Direction: Print all of the entries exactly, minus the pictures.
═════ Data shown
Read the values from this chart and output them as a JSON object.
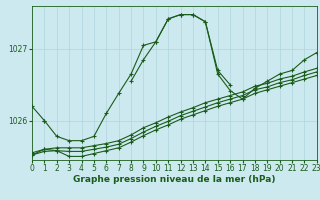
{
  "title": "Graphe pression niveau de la mer (hPa)",
  "bg_color": "#cde9f0",
  "grid_color": "#b0d4dc",
  "line_color": "#1a5c1a",
  "xlim": [
    0,
    23
  ],
  "ylim": [
    1025.45,
    1027.6
  ],
  "yticks": [
    1026,
    1027
  ],
  "xticks": [
    0,
    1,
    2,
    3,
    4,
    5,
    6,
    7,
    8,
    9,
    10,
    11,
    12,
    13,
    14,
    15,
    16,
    17,
    18,
    19,
    20,
    21,
    22,
    23
  ],
  "series": [
    {
      "x": [
        0,
        1,
        2,
        3,
        4,
        5,
        6,
        7,
        8,
        9,
        10,
        11,
        12,
        13,
        14,
        15,
        16,
        17,
        18,
        19,
        20,
        21,
        22,
        23
      ],
      "y": [
        1026.2,
        1026.0,
        null,
        null,
        null,
        null,
        null,
        null,
        1026.55,
        1026.85,
        1027.1,
        1027.42,
        1027.48,
        1027.48,
        1027.38,
        1026.7,
        1026.5,
        null,
        null,
        null,
        null,
        null,
        null,
        null
      ]
    },
    {
      "x": [
        1,
        2,
        3,
        4,
        5,
        6,
        7,
        8,
        9,
        10,
        11,
        12,
        13,
        14,
        15,
        16,
        17,
        18,
        19,
        20,
        21,
        22,
        23
      ],
      "y": [
        1026.0,
        1025.78,
        1025.72,
        1025.72,
        1025.78,
        1026.1,
        1026.38,
        1026.65,
        1027.05,
        1027.1,
        1027.42,
        1027.48,
        1027.48,
        1027.38,
        1026.65,
        1026.42,
        1026.3,
        1026.45,
        1026.55,
        1026.65,
        1026.7,
        1026.85,
        1026.95
      ]
    },
    {
      "x": [
        0,
        1,
        2,
        3,
        4,
        5,
        6,
        7,
        8,
        9,
        10,
        11,
        12,
        13,
        14,
        15,
        16,
        17,
        18,
        19,
        20,
        21,
        22,
        23
      ],
      "y": [
        1025.55,
        1025.6,
        1025.62,
        1025.62,
        1025.62,
        1025.65,
        1025.68,
        1025.72,
        1025.8,
        1025.9,
        1025.97,
        1026.05,
        1026.12,
        1026.18,
        1026.25,
        1026.3,
        1026.35,
        1026.4,
        1026.48,
        1026.52,
        1026.58,
        1026.62,
        1026.68,
        1026.73
      ]
    },
    {
      "x": [
        0,
        1,
        2,
        3,
        4,
        5,
        6,
        7,
        8,
        9,
        10,
        11,
        12,
        13,
        14,
        15,
        16,
        17,
        18,
        19,
        20,
        21,
        22,
        23
      ],
      "y": [
        1025.52,
        1025.57,
        1025.58,
        1025.57,
        1025.57,
        1025.6,
        1025.63,
        1025.67,
        1025.75,
        1025.84,
        1025.92,
        1025.99,
        1026.07,
        1026.13,
        1026.19,
        1026.25,
        1026.3,
        1026.35,
        1026.43,
        1026.47,
        1026.53,
        1026.57,
        1026.63,
        1026.68
      ]
    },
    {
      "x": [
        0,
        1,
        2,
        3,
        4,
        5,
        6,
        7,
        8,
        9,
        10,
        11,
        12,
        13,
        14,
        15,
        16,
        17,
        18,
        19,
        20,
        21,
        22,
        23
      ],
      "y": [
        1025.52,
        1025.6,
        1025.58,
        1025.5,
        1025.5,
        1025.54,
        1025.58,
        1025.62,
        1025.7,
        1025.79,
        1025.87,
        1025.94,
        1026.02,
        1026.08,
        1026.14,
        1026.2,
        1026.25,
        1026.3,
        1026.38,
        1026.43,
        1026.48,
        1026.53,
        1026.58,
        1026.63
      ]
    }
  ],
  "title_fontsize": 6.5,
  "tick_fontsize": 5.5
}
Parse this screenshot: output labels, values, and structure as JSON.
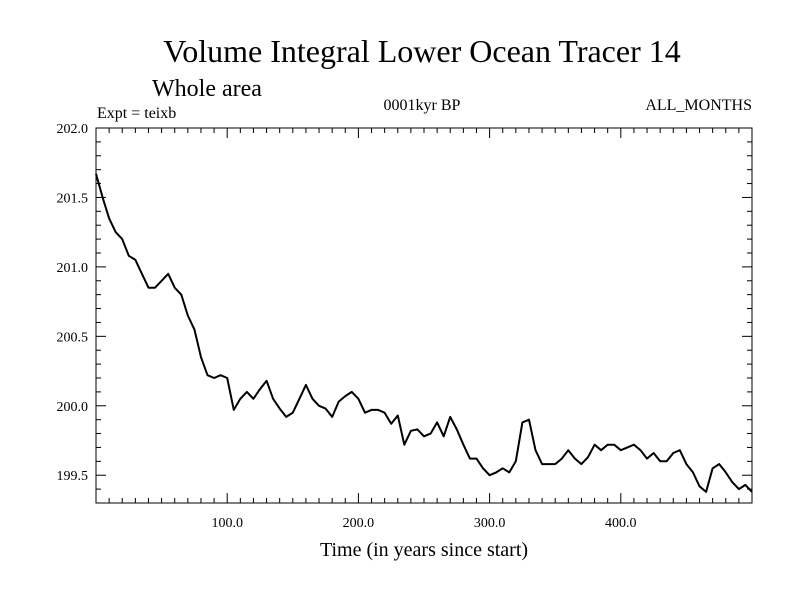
{
  "chart_data": {
    "type": "line",
    "title": "Volume Integral Lower Ocean Tracer 14",
    "subtitle": "Whole area",
    "experiment_label": "Expt = teixb",
    "period_label": "0001kyr BP",
    "months_label": "ALL_MONTHS",
    "xlabel": "Time (in years since start)",
    "ylabel": "",
    "xlim": [
      0,
      500
    ],
    "ylim": [
      199.3,
      202.0
    ],
    "x_ticks": [
      100,
      200,
      300,
      400
    ],
    "x_tick_labels": [
      "100.0",
      "200.0",
      "300.0",
      "400.0"
    ],
    "y_ticks": [
      199.5,
      200.0,
      200.5,
      201.0,
      201.5,
      202.0
    ],
    "y_tick_labels": [
      "199.5",
      "200.0",
      "200.5",
      "201.0",
      "201.5",
      "202.0"
    ],
    "grid": false,
    "line_color": "#000000",
    "series": [
      {
        "x": [
          0,
          5,
          10,
          15,
          20,
          25,
          30,
          35,
          40,
          45,
          50,
          55,
          60,
          65,
          70,
          75,
          80,
          85,
          90,
          95,
          100,
          105,
          110,
          115,
          120,
          125,
          130,
          135,
          140,
          145,
          150,
          155,
          160,
          165,
          170,
          175,
          180,
          185,
          190,
          195,
          200,
          205,
          210,
          215,
          220,
          225,
          230,
          235,
          240,
          245,
          250,
          255,
          260,
          265,
          270,
          275,
          280,
          285,
          290,
          295,
          300,
          305,
          310,
          315,
          320,
          325,
          330,
          335,
          340,
          345,
          350,
          355,
          360,
          365,
          370,
          375,
          380,
          385,
          390,
          395,
          400,
          405,
          410,
          415,
          420,
          425,
          430,
          435,
          440,
          445,
          450,
          455,
          460,
          465,
          470,
          475,
          480,
          485,
          490,
          495,
          500
        ],
        "y": [
          201.67,
          201.5,
          201.35,
          201.25,
          201.2,
          201.08,
          201.05,
          200.95,
          200.85,
          200.85,
          200.9,
          200.95,
          200.85,
          200.8,
          200.65,
          200.55,
          200.35,
          200.22,
          200.2,
          200.22,
          200.2,
          199.97,
          200.05,
          200.1,
          200.05,
          200.12,
          200.18,
          200.05,
          199.98,
          199.92,
          199.95,
          200.05,
          200.15,
          200.05,
          200.0,
          199.98,
          199.92,
          200.03,
          200.07,
          200.1,
          200.05,
          199.95,
          199.97,
          199.97,
          199.95,
          199.87,
          199.93,
          199.72,
          199.82,
          199.83,
          199.78,
          199.8,
          199.88,
          199.78,
          199.92,
          199.83,
          199.72,
          199.62,
          199.62,
          199.55,
          199.5,
          199.52,
          199.55,
          199.52,
          199.6,
          199.88,
          199.9,
          199.68,
          199.58,
          199.58,
          199.58,
          199.62,
          199.68,
          199.62,
          199.58,
          199.63,
          199.72,
          199.68,
          199.72,
          199.72,
          199.68,
          199.7,
          199.72,
          199.68,
          199.62,
          199.66,
          199.6,
          199.6,
          199.66,
          199.68,
          199.58,
          199.52,
          199.42,
          199.38,
          199.55,
          199.58,
          199.52,
          199.45,
          199.4,
          199.43,
          199.38
        ]
      }
    ]
  }
}
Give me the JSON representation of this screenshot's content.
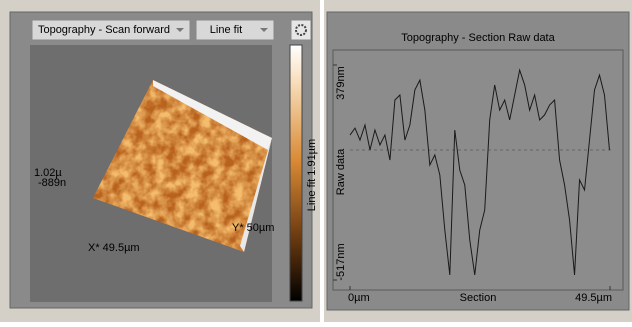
══════════
In response:
Read the values from this chart and output them as a JSON object.
{
  "title": "Graphe pression niveau de la mer (hPa)",
  "bg_color": "#cde9f0",
  "grid_color": "#b0d4dc",
  "line_color": "#1a5c1a",
  "xlim": [
    0,
    23
  ],
  "ylim": [
    1025.45,
    1027.6
  ],
  "yticks": [
    1026,
    1027
  ],
  "xticks": [
    0,
    1,
    2,
    3,
    4,
    5,
    6,
    7,
    8,
    9,
    10,
    11,
    12,
    13,
    14,
    15,
    16,
    17,
    18,
    19,
    20,
    21,
    22,
    23
  ],
  "series": [
    {
      "x": [
        0,
        1,
        2,
        3,
        4,
        5,
        6,
        7,
        8,
        9,
        10,
        11,
        12,
        13,
        14,
        15,
        16,
        17,
        18,
        19,
        20,
        21,
        22,
        23
      ],
      "y": [
        1026.2,
        1026.0,
        null,
        null,
        null,
        null,
        null,
        null,
        1026.55,
        1026.85,
        1027.1,
        1027.42,
        1027.48,
        1027.48,
        1027.38,
        1026.7,
        1026.5,
        null,
        null,
        null,
        null,
        null,
        null,
        null
      ]
    },
    {
      "x": [
        1,
        2,
        3,
        4,
        5,
        6,
        7,
        8,
        9,
        10,
        11,
        12,
        13,
        14,
        15,
        16,
        17,
        18,
        19,
        20,
        21,
        22,
        23
      ],
      "y": [
        1026.0,
        1025.78,
        1025.72,
        1025.72,
        1025.78,
        1026.1,
        1026.38,
        1026.65,
        1027.05,
        1027.1,
        1027.42,
        1027.48,
        1027.48,
        1027.38,
        1026.65,
        1026.42,
        1026.3,
        1026.45,
        1026.55,
        1026.65,
        1026.7,
        1026.85,
        1026.95
      ]
    },
    {
      "x": [
        0,
        1,
        2,
        3,
        4,
        5,
        6,
        7,
        8,
        9,
        10,
        11,
        12,
        13,
        14,
        15,
        16,
        17,
        18,
        19,
        20,
        21,
        22,
        23
      ],
      "y": [
        1025.55,
        1025.6,
        1025.62,
        1025.62,
        1025.62,
        1025.65,
        1025.68,
        1025.72,
        1025.8,
        1025.9,
        1025.97,
        1026.05,
        1026.12,
        1026.18,
        1026.25,
        1026.3,
        1026.35,
        1026.4,
        1026.48,
        1026.52,
        1026.58,
        1026.62,
        1026.68,
        1026.73
      ]
    },
    {
      "x": [
        0,
        1,
        2,
        3,
        4,
        5,
        6,
        7,
        8,
        9,
        10,
        11,
        12,
        13,
        14,
        15,
        16,
        17,
        18,
        19,
        20,
        21,
        22,
        23
      ],
      "y": [
        1025.52,
        1025.57,
        1025.58,
        1025.57,
        1025.57,
        1025.6,
        1025.63,
        1025.67,
        1025.75,
        1025.84,
        1025.92,
        1025.99,
        1026.07,
        1026.13,
        1026.19,
        1026.25,
        1026.3,
        1026.35,
        1026.43,
        1026.47,
        1026.53,
        1026.57,
        1026.63,
        1026.68
      ]
    },
    {
      "x": [
        0,
        1,
        2,
        3,
        4,
        5,
        6,
        7,
        8,
        9,
        10,
        11,
        12,
        13,
        14,
        15,
        16,
        17,
        18,
        19,
        20,
        21,
        22,
        23
      ],
      "y": [
        1025.52,
        1025.6,
        1025.58,
        1025.5,
        1025.5,
        1025.54,
        1025.58,
        1025.62,
        1025.7,
        1025.79,
        1025.87,
        1025.94,
        1026.02,
        1026.08,
        1026.14,
        1026.2,
        1026.25,
        1026.3,
        1026.38,
        1026.43,
        1026.48,
        1026.53,
        1026.58,
        1026.63
      ]
    }
  ],
  "title_fontsize": 6.5,
  "tick_fontsize": 5.5
}
Parse this screenshot: output labels, values, and structure as JSON.
{
  "chart_data": {
    "type": "line",
    "title": "Volume Integral Lower Ocean Tracer 14",
    "subtitle": "Whole area",
    "experiment_label": "Expt = teixb",
    "period_label": "0001kyr BP",
    "months_label": "ALL_MONTHS",
    "xlabel": "Time (in years since start)",
    "ylabel": "",
    "xlim": [
      0,
      500
    ],
    "ylim": [
      199.3,
      202.0
    ],
    "x_ticks": [
      100,
      200,
      300,
      400
    ],
    "x_tick_labels": [
      "100.0",
      "200.0",
      "300.0",
      "400.0"
    ],
    "y_ticks": [
      199.5,
      200.0,
      200.5,
      201.0,
      201.5,
      202.0
    ],
    "y_tick_labels": [
      "199.5",
      "200.0",
      "200.5",
      "201.0",
      "201.5",
      "202.0"
    ],
    "grid": false,
    "line_color": "#000000",
    "series": [
      {
        "x": [
          0,
          5,
          10,
          15,
          20,
          25,
          30,
          35,
          40,
          45,
          50,
          55,
          60,
          65,
          70,
          75,
          80,
          85,
          90,
          95,
          100,
          105,
          110,
          115,
          120,
          125,
          130,
          135,
          140,
          145,
          150,
          155,
          160,
          165,
          170,
          175,
          180,
          185,
          190,
          195,
          200,
          205,
          210,
          215,
          220,
          225,
          230,
          235,
          240,
          245,
          250,
          255,
          260,
          265,
          270,
          275,
          280,
          285,
          290,
          295,
          300,
          305,
          310,
          315,
          320,
          325,
          330,
          335,
          340,
          345,
          350,
          355,
          360,
          365,
          370,
          375,
          380,
          385,
          390,
          395,
          400,
          405,
          410,
          415,
          420,
          425,
          430,
          435,
          440,
          445,
          450,
          455,
          460,
          465,
          470,
          475,
          480,
          485,
          490,
          495,
          500
        ],
        "y": [
          201.67,
          201.5,
          201.35,
          201.25,
          201.2,
          201.08,
          201.05,
          200.95,
          200.85,
          200.85,
          200.9,
          200.95,
          200.85,
          200.8,
          200.65,
          200.55,
          200.35,
          200.22,
          200.2,
          200.22,
          200.2,
          199.97,
          200.05,
          200.1,
          200.05,
          200.12,
          200.18,
          200.05,
          199.98,
          199.92,
          199.95,
          200.05,
          200.15,
          200.05,
          200.0,
          199.98,
          199.92,
          200.03,
          200.07,
          200.1,
          200.05,
          199.95,
          199.97,
          199.97,
          199.95,
          199.87,
          199.93,
          199.72,
          199.82,
          199.83,
          199.78,
          199.8,
          199.88,
          199.78,
          199.92,
          199.83,
          199.72,
          199.62,
          199.62,
          199.55,
          199.5,
          199.52,
          199.55,
          199.52,
          199.6,
          199.88,
          199.9,
          199.68,
          199.58,
          199.58,
          199.58,
          199.62,
          199.68,
          199.62,
          199.58,
          199.63,
          199.72,
          199.68,
          199.72,
          199.72,
          199.68,
          199.7,
          199.72,
          199.68,
          199.62,
          199.66,
          199.6,
          199.6,
          199.66,
          199.68,
          199.58,
          199.52,
          199.42,
          199.38,
          199.55,
          199.58,
          199.52,
          199.45,
          199.4,
          199.43,
          199.38
        ]
      }
    ]
  }
}
Give me the JSON representation of this screenshot's content.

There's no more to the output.